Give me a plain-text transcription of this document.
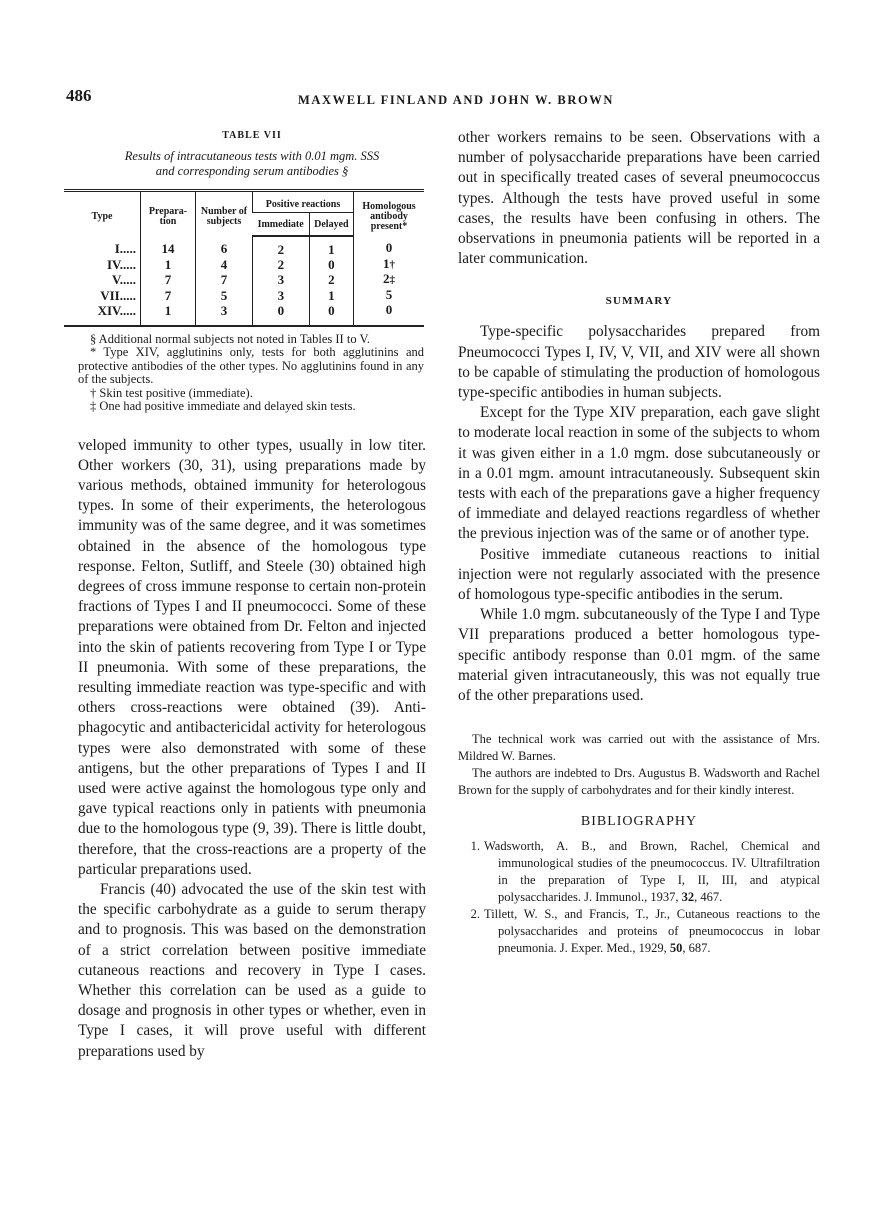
486	MAXWELL FINLAND AND JOHN W. BROWN
TABLE VII
Results of intracutaneous tests with 0.01 mgm. SSS
and corresponding serum antibodies §
Type	Prepara-tion	Number of subjects	Positive reactions		Homologous antibody present*
			Immediate	Delayed	
I.....	14	6	2	1	0
IV.....	1	4	2	0	1†
V.....	7	7	3	2	2‡
VII.....	7	5	3	1	5
XIV.....	1	3	0	0	0

§ Additional normal subjects not noted in Tables II to V.

* Type XIV, agglutinins only, tests for both agglutinins and protective antibodies of the other types. No agglutinins found in any of the subjects.

† Skin test positive (immediate).

‡ One had positive immediate and delayed skin tests.

veloped immunity to other types, usually in low titer. Other workers (30, 31), using preparations made by various methods, obtained immunity for heterologous types. In some of their experiments, the heterologous immunity was of the same degree, and it was sometimes obtained in the absence of the homologous type response. Felton, Sutliff, and Steele (30) obtained high degrees of cross immune response to certain non-protein fractions of Types I and II pneumococci. Some of these preparations were obtained from Dr. Felton and injected into the skin of patients recovering from Type I or Type II pneumonia. With some of these preparations, the resulting immediate reaction was type-specific and with others cross-reactions were obtained (39). Anti-phagocytic and antibactericidal activity for heterologous types were also demonstrated with some of these antigens, but the other preparations of Types I and II used were active against the homologous type only and gave typical reactions only in patients with pneumonia due to the homologous type (9, 39). There is little doubt, therefore, that the cross-reactions are a property of the particular preparations used.

Francis (40) advocated the use of the skin test with the specific carbohydrate as a guide to serum therapy and to prognosis. This was based on the demonstration of a strict correlation between positive immediate cutaneous reactions and recovery in Type I cases. Whether this correlation can be used as a guide to dosage and prognosis in other types or whether, even in Type I cases, it will prove useful with different preparations used by

other workers remains to be seen. Observations with a number of polysaccharide preparations have been carried out in specifically treated cases of several pneumococcus types. Although the tests have proved useful in some cases, the results have been confusing in others. The observations in pneumonia patients will be reported in a later communication.

SUMMARY

Type-specific polysaccharides prepared from Pneumococci Types I, IV, V, VII, and XIV were all shown to be capable of stimulating the production of homologous type-specific antibodies in human subjects.

Except for the Type XIV preparation, each gave slight to moderate local reaction in some of the subjects to whom it was given either in a 1.0 mgm. dose subcutaneously or in a 0.01 mgm. amount intracutaneously. Subsequent skin tests with each of the preparations gave a higher frequency of immediate and delayed reactions regardless of whether the previous injection was of the same or of another type.

Positive immediate cutaneous reactions to initial injection were not regularly associated with the presence of homologous type-specific antibodies in the serum.

While 1.0 mgm. subcutaneously of the Type I and Type VII preparations produced a better homologous type-specific antibody response than 0.01 mgm. of the same material given intracutaneously, this was not equally true of the other preparations used.

The technical work was carried out with the assistance of Mrs. Mildred W. Barnes.

The authors are indebted to Drs. Augustus B. Wadsworth and Rachel Brown for the supply of carbohydrates and for their kindly interest.

BIBLIOGRAPHY
1. Wadsworth, A. B., and Brown, Rachel, Chemical and immunological studies of the pneumococcus. IV. Ultrafiltration in the preparation of Type I, II, III, and atypical polysaccharides. J. Immunol., 1937, 32, 467.
2. Tillett, W. S., and Francis, T., Jr., Cutaneous reactions to the polysaccharides and proteins of pneumococcus in lobar pneumonia. J. Exper. Med., 1929, 50, 687.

◆ ◆ ◆

All lines with the word "Rachel" need to be copied from the data above.

The authors are indebted to Drs. Augustus B. Wadsworth and Rachel Brown for the supply of carbohydrates and for their kindly interest.
1. Wadsworth, A. B., and Brown, Rachel, Chemical and immunological studies of the pneumococcus. IV. Ultrafiltration in the preparation of Type I, II, III, and atypical polysaccharides. J. Immunol., 1937, 32, 467.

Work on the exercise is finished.